ENTRIES SHOWN:
+---+

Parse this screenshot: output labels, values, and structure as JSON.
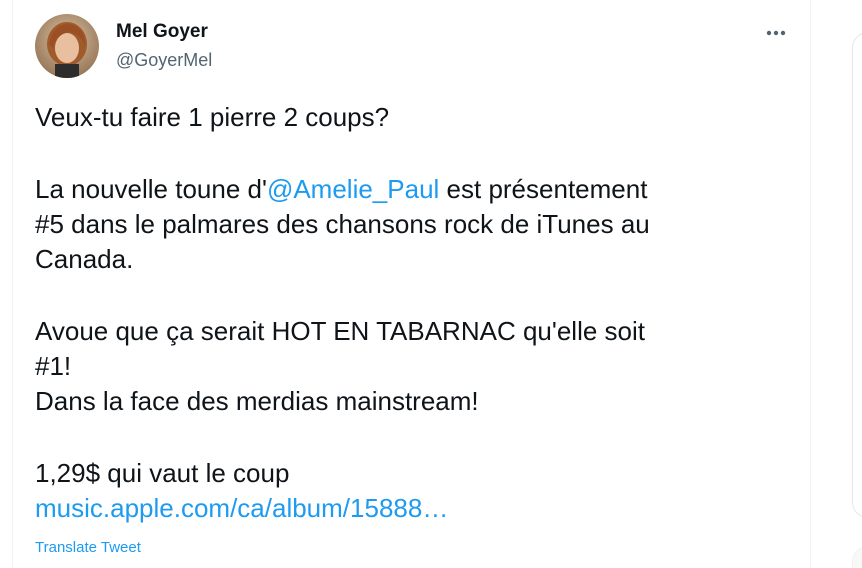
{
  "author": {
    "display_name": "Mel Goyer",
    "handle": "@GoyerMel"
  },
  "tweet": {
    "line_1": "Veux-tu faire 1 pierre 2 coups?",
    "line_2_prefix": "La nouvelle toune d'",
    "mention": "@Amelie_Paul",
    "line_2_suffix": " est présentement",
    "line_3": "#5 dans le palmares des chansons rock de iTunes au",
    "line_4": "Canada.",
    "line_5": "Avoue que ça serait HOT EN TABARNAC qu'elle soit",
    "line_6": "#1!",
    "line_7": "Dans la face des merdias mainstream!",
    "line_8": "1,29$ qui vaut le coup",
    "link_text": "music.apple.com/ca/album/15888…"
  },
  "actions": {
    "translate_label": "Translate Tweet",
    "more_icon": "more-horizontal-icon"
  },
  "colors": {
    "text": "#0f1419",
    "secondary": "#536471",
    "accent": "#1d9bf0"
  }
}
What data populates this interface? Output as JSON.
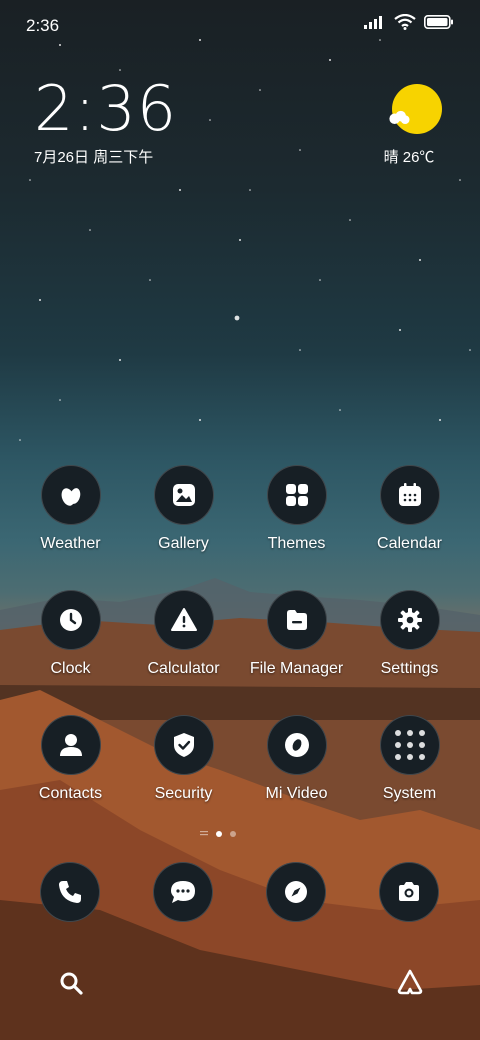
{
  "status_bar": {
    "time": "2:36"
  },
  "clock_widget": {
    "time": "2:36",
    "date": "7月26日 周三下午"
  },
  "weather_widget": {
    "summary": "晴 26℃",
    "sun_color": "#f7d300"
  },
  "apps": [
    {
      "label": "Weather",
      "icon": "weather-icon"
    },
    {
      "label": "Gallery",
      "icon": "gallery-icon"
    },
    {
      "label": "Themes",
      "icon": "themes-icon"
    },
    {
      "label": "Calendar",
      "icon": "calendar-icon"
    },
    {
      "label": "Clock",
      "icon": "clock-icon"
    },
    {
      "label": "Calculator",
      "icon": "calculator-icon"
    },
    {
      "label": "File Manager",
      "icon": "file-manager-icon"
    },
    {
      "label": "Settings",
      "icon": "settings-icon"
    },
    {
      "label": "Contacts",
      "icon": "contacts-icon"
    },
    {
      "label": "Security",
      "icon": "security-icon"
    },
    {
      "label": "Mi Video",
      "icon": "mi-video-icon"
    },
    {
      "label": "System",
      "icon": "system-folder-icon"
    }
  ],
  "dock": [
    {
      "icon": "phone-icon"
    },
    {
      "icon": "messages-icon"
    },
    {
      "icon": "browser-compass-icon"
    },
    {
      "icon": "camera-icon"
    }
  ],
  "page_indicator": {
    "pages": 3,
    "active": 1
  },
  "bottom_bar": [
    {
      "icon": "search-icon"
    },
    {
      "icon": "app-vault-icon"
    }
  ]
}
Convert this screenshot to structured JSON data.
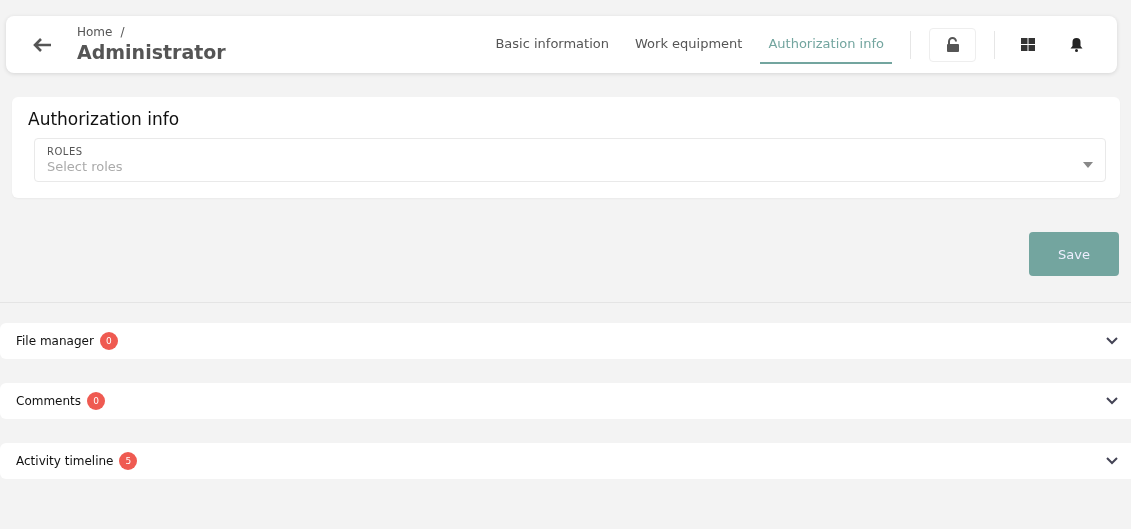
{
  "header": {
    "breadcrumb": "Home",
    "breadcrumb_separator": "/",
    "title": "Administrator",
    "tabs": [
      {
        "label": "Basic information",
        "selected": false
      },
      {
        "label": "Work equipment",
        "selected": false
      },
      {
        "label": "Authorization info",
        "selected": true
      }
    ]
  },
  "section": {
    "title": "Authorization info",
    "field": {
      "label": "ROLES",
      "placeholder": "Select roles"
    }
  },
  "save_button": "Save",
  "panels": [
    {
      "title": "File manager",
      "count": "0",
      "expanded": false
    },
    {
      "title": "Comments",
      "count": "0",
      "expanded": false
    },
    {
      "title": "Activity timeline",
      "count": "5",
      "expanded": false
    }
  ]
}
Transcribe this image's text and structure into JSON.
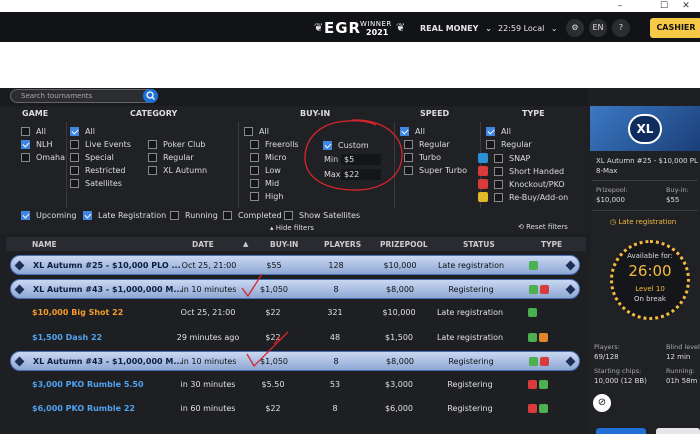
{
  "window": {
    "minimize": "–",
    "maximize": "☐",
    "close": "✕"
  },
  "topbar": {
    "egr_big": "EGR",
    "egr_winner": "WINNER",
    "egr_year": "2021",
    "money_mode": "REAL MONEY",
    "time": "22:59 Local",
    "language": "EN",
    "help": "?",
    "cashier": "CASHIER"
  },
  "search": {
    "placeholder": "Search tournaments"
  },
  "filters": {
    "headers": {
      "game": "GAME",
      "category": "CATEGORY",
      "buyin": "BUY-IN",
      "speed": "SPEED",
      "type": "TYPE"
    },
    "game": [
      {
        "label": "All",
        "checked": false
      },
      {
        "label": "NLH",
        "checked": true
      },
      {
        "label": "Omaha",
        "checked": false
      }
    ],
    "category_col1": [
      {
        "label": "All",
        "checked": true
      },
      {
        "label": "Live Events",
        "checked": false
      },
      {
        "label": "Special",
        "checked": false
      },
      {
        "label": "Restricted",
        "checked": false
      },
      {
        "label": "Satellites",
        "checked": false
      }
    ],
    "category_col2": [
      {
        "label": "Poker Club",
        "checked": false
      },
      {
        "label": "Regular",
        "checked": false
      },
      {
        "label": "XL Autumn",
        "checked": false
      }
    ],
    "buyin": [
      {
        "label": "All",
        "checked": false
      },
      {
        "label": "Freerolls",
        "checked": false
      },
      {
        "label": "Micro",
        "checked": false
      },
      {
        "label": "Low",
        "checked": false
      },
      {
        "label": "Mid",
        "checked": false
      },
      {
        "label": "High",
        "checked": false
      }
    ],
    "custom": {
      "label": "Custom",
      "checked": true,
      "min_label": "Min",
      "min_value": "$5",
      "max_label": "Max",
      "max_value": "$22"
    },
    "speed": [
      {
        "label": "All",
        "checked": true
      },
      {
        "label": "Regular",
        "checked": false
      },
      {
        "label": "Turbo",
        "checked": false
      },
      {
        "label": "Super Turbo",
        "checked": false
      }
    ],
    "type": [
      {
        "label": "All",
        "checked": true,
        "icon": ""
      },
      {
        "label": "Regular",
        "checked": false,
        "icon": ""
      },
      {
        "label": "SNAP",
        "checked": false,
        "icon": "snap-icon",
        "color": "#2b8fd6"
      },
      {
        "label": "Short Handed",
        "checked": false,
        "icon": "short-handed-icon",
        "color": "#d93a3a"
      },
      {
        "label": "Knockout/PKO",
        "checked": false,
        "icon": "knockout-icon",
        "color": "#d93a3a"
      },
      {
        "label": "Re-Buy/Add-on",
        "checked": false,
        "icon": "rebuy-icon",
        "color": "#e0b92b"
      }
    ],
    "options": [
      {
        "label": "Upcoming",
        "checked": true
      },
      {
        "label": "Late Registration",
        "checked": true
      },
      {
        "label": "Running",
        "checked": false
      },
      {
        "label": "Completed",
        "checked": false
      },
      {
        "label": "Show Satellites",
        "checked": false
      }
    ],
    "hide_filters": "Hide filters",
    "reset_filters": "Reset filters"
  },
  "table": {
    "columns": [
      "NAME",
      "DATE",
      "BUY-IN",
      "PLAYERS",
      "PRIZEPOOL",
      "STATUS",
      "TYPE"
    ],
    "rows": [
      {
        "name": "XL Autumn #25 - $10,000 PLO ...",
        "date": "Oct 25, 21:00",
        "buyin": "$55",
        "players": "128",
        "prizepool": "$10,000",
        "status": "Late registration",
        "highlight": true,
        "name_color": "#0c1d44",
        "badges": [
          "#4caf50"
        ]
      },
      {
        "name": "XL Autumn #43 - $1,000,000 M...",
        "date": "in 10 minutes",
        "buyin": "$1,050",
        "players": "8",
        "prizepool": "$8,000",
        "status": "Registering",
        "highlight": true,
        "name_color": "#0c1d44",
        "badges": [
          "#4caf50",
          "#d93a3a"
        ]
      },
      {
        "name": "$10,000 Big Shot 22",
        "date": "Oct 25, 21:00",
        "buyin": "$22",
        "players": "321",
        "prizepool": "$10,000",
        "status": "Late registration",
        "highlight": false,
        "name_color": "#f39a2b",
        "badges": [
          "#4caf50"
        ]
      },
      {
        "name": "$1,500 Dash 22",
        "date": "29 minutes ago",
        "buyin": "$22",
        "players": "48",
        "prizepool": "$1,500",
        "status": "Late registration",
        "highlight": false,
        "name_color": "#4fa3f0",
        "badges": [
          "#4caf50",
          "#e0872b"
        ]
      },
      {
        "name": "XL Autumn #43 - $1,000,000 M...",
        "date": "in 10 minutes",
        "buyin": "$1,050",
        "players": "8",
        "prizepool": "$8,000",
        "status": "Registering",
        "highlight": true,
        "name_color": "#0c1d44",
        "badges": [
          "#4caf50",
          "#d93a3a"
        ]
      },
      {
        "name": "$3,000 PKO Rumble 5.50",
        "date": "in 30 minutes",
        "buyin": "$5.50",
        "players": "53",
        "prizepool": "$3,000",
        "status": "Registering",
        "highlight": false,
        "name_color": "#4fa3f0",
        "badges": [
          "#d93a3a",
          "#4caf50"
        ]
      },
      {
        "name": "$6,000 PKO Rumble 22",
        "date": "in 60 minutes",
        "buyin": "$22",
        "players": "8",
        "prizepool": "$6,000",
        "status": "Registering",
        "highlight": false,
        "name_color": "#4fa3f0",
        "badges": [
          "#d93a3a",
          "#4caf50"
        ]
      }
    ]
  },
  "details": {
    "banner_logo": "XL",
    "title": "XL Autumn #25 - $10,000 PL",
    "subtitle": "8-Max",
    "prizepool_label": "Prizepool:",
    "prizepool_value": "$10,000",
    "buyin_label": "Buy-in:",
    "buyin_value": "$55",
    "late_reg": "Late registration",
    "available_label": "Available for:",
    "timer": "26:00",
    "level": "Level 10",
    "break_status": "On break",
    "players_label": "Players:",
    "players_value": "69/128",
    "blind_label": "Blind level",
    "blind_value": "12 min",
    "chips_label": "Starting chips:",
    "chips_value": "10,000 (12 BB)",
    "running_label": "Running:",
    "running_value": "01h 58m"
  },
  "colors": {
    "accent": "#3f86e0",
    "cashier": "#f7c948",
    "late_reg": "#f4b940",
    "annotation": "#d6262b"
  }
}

+---+

STATED PROBLEM: In the entries above, find each line with the string "Satellites" and copy it.

SOLUTION FOR THIS TASK:
        "label": "Satellites",
        "label": "Show Satellites",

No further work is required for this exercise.